## Required task
Pick out every line below that contains the string "STACK" and copy each one. Case counts.

## Information shown
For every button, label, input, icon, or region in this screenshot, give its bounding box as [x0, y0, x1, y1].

---

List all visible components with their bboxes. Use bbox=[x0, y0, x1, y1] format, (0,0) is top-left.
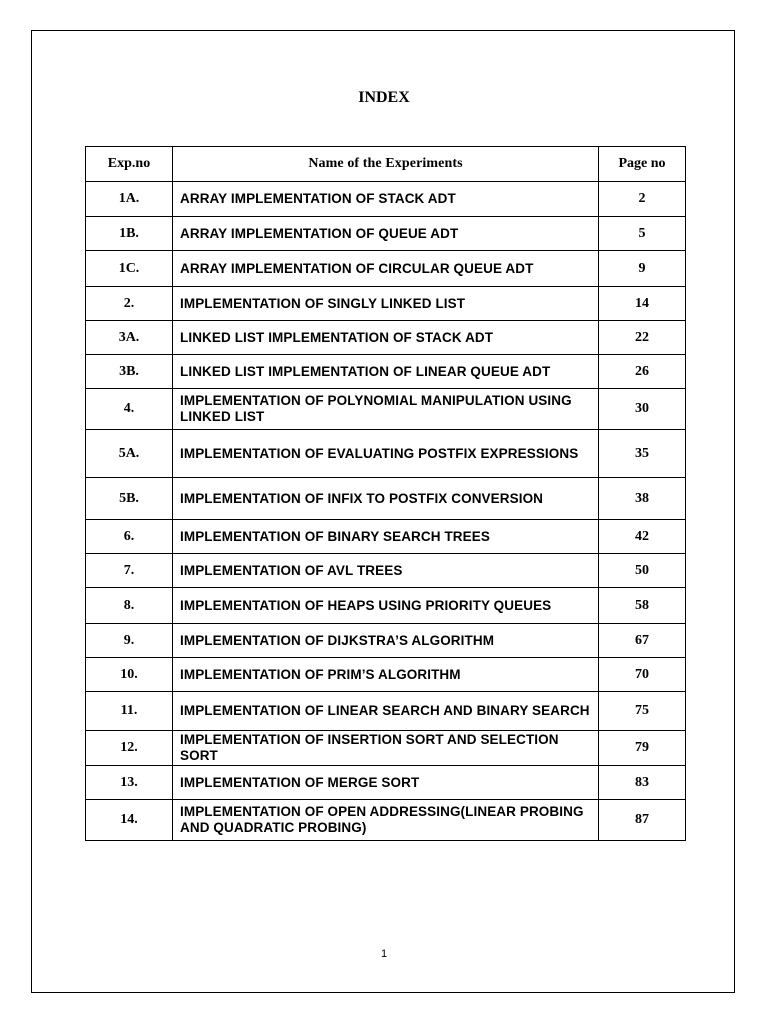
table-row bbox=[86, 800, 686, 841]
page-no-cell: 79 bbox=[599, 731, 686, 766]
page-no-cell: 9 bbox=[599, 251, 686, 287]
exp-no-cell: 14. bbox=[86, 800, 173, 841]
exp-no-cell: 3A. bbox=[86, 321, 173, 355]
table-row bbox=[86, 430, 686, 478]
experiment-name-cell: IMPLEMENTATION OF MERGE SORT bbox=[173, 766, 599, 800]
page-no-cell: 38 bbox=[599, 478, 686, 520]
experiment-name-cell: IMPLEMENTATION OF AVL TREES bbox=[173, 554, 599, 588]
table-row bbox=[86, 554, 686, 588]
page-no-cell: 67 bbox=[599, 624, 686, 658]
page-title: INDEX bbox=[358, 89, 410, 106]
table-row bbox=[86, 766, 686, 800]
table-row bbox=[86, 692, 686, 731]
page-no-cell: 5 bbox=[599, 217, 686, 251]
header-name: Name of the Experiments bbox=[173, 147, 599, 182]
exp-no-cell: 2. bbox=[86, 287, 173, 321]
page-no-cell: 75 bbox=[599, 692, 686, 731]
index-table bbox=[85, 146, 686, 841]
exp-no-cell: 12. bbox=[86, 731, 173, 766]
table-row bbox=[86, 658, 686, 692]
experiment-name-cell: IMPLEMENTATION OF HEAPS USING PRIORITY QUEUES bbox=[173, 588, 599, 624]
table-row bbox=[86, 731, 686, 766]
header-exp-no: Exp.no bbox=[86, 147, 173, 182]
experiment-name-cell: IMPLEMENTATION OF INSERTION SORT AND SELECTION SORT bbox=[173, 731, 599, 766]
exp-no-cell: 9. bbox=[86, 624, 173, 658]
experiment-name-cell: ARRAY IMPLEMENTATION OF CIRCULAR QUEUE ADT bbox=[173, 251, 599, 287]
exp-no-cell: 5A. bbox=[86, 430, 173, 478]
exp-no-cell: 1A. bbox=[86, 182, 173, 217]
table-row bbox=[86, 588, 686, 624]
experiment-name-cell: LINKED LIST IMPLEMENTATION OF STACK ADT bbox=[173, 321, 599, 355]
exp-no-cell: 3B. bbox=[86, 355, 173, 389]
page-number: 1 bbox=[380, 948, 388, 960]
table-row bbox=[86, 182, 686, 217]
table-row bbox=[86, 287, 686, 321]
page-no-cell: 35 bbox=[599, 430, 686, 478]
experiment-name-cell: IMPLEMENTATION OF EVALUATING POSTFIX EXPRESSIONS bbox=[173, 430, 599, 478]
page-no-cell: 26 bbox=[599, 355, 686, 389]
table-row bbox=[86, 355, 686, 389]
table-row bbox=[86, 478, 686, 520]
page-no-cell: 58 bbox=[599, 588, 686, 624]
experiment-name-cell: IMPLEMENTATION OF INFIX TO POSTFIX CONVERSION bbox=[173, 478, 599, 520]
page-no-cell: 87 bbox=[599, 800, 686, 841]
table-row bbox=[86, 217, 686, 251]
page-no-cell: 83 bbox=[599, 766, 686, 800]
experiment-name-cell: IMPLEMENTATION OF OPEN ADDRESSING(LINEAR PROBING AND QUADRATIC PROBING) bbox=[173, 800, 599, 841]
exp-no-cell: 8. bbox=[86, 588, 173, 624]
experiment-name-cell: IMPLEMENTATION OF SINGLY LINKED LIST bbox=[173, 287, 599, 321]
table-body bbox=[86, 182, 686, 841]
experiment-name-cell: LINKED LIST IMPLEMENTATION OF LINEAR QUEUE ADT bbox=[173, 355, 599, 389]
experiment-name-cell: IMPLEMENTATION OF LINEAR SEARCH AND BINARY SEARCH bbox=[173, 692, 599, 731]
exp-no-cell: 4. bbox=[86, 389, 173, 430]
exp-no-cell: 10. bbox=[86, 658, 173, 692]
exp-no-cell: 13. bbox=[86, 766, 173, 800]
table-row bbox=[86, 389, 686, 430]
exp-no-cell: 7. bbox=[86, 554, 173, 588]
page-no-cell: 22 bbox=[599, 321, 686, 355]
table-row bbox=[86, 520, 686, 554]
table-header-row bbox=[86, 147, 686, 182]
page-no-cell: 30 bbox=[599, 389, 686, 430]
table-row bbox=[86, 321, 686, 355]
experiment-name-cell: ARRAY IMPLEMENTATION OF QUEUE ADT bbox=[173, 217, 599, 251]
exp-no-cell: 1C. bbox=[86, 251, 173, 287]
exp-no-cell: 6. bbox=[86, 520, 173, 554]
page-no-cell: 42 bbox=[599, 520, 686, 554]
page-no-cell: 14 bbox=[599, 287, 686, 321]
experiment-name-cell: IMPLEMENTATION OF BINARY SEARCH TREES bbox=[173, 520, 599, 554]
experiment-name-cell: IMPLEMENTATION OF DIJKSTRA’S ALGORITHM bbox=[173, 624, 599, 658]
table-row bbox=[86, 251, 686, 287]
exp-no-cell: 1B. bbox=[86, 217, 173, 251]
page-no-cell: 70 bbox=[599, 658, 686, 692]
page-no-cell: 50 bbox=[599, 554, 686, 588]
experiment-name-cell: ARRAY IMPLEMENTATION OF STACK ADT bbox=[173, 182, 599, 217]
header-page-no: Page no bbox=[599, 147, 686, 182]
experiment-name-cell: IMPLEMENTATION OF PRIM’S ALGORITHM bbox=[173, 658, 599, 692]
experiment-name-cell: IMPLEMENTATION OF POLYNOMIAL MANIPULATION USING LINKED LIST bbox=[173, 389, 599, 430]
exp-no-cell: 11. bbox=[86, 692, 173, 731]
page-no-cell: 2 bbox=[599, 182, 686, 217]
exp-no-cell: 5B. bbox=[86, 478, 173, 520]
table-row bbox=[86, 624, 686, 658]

## Output of the task
experiment-name-cell: LINKED LIST IMPLEMENTATION OF STACK ADT bbox=[173, 321, 599, 355]
experiment-name-cell: ARRAY IMPLEMENTATION OF STACK ADT bbox=[173, 182, 599, 217]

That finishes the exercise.